EXERCISES |
1. According to the Kungsholmens Gymnasium text, what prize did KZINE win in 2008?
2. Decide whether each statement agrees with the Kungsholmens Gymnasium text. Answer yes or no for each, and quote the words from the text that decide it.
(a) In 2012, the Natural Science programme in the International Section required 315 admission points out of 320.
(b) The website KIWS was created in 1999.
(c) The choir that competed in Bad Ischl in 2014 was directed by Bengt Ollén.

DOCUMENT SECTION |
####################
The minimum admission requirements to enter these programmes are consistently some of the highest in the Stockholm County, making them highly competitive. In 2012, the admission points to the Natural Science programme in the International Section was 315 out of 320, one of the highest admission points requirement in Stockholm, and 310 points in the Natural Science programme in the Swedish Section.

===Music Section===
The Music Section offers modified Natural and Social Science programmes that include advanced choral courses. Admission to this programme is also highly competitive and accepts students based on a combination of grade point average, singing auditions and tests in music theory. The school's choirs occasionally compete internationally, normally with good results, such as in the 14th International Choir Competition in Budapest, Hungary in 2013 where a class choir directed by Bengt Ollén participated in three categories (Mixed choirs, Male choirs and Female choirs) and won gold in all, plus the Grand Prix for the entire competition. The result was identical the year after with another choir directed by Helene Stureborg in the 2014 12th International Choir Competition & Festival in Bad Ischl, Austria.

==Extracurricular activities==

===Student government===
The student body of Kungsholmens Gymnasium is represented by the Kungsholmens Gymnasium Student Union (Kungsholmens Gymnasiums Elevkår). It is divided into a board, an operational management and six branch committees: the Social Committee (Sociala Utskottet), the Graduation Committee (Studentutskottet), the Sports Committee (Idrottsutskottet), the Marketing Committee (Marknadsföringsutskottet), the Advocacy Committee (Påverkansutskottet) and the Project Committee (Projektutskottet). The Social Committee organizes and holds social student events throughout the academic year, with the aim of creating a fun student experience. The Advocacy Committee works on student democracy matters, enhancing student engagement and student influence on the school as a whole. Finally, the Project staff help organize events and student-initiated projects, such as raising money for refugees. 2018 the Union together with KGIF and Östra Real arranged one of the largest indoor American football games in Europe.

===Student societies and publications===

====KZINE====
KZINE is a student-run publication based primarily on their web newspaper, but paper publications have also been made. Since May 2014, KZINE has also begun to publish internet radio programmes in the form of podcasts. KZINE developed from the website Kungsholmen Unofficial Webpage (KIWS), an internet site created in 1998 by a student. In 1999 the first edition of the web-based magazine KZINE.com was published. In 2008 KZINE won the youth journalism prize Lilla journalistpriset for best web-based student publication (in the upper-secondary school class). In December 2013 a KZINE article about political censorship of a school class photograph attracted wider media attention in the news publications Expressen and Nyheter24, among others.
In November 2018, KZINE was nominated for the Swedish School news paper of the year by Sveriges Tidskrifter.
####################
DATA PROVIDED |
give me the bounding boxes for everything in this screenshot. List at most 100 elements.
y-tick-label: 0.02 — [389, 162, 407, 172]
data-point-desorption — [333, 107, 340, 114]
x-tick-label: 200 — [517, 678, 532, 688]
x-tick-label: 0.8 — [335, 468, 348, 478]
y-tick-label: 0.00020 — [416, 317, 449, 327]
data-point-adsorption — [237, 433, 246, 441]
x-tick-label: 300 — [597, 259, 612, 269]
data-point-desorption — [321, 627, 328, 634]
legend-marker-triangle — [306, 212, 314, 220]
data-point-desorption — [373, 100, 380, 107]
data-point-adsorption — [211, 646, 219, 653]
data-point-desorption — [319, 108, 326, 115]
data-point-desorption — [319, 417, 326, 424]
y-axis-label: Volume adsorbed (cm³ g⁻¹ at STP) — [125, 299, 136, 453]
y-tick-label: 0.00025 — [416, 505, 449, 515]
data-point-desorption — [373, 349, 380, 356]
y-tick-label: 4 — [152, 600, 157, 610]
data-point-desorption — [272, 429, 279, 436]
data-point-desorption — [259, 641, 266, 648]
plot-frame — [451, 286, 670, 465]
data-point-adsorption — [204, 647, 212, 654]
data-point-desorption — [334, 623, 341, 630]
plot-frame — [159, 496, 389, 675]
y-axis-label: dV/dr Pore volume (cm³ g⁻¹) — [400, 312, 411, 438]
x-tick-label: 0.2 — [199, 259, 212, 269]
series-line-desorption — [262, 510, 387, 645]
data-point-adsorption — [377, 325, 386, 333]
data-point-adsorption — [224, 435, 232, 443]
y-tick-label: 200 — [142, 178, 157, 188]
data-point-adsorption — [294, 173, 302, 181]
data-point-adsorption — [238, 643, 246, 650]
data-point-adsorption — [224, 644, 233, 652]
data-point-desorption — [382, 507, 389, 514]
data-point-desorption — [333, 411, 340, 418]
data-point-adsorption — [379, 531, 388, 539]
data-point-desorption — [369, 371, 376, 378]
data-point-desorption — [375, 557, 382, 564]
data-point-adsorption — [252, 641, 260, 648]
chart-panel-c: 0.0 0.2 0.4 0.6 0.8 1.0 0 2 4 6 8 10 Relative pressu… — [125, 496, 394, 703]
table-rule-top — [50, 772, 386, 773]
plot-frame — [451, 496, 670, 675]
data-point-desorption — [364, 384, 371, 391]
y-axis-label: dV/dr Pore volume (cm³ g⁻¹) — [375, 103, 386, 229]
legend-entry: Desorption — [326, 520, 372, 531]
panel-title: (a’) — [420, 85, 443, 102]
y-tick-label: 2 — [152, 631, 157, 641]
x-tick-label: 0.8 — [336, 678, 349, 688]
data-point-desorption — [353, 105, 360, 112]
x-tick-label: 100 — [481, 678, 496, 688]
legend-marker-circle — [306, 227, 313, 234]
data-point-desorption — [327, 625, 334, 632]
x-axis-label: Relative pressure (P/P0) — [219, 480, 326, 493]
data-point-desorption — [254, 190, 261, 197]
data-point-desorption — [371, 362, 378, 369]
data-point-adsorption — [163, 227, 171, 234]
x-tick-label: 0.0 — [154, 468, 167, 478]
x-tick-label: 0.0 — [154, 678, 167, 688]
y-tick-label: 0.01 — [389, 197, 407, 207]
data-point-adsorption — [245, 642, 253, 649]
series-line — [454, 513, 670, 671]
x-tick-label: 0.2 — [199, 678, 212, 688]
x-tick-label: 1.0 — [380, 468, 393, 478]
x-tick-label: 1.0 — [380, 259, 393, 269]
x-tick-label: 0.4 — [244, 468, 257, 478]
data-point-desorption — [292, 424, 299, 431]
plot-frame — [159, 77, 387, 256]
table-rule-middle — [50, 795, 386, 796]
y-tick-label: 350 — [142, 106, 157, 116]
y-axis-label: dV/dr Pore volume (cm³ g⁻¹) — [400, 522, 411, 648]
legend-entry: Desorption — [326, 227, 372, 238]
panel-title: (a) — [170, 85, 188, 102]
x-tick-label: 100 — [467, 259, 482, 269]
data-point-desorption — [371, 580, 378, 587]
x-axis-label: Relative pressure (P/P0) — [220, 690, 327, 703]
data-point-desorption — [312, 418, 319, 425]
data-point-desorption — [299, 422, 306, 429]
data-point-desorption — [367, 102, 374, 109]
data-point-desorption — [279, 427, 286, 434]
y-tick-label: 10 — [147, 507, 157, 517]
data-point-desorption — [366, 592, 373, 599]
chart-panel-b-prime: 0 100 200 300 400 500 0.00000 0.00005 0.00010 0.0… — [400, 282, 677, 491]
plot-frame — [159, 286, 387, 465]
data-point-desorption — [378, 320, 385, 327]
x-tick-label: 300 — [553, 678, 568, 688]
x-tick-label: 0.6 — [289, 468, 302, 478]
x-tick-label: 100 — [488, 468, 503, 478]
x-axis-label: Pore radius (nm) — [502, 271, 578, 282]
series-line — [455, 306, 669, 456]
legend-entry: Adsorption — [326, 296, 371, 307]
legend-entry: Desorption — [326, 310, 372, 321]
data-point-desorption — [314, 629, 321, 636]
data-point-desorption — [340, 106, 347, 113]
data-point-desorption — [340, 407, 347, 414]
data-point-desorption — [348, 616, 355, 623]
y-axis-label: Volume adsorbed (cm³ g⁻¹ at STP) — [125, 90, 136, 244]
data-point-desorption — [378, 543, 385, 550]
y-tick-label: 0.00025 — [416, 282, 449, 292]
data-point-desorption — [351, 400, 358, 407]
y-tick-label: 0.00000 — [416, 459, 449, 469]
####################
SOLVED TASKS |
1. KZINE won Lilla journalistpriset for best web-based student publication in the upper-secondary school class.

2.
(a) Yes: "the admission points to the Natural Science programme in the International Section was 315 out of 320"
(b) No: "an internet site created in 1998 by a student"
(c) No: "another choir directed by Helene Stureborg in the 2014 12th International Choir Competition & Festival in Bad Ischl, Austria"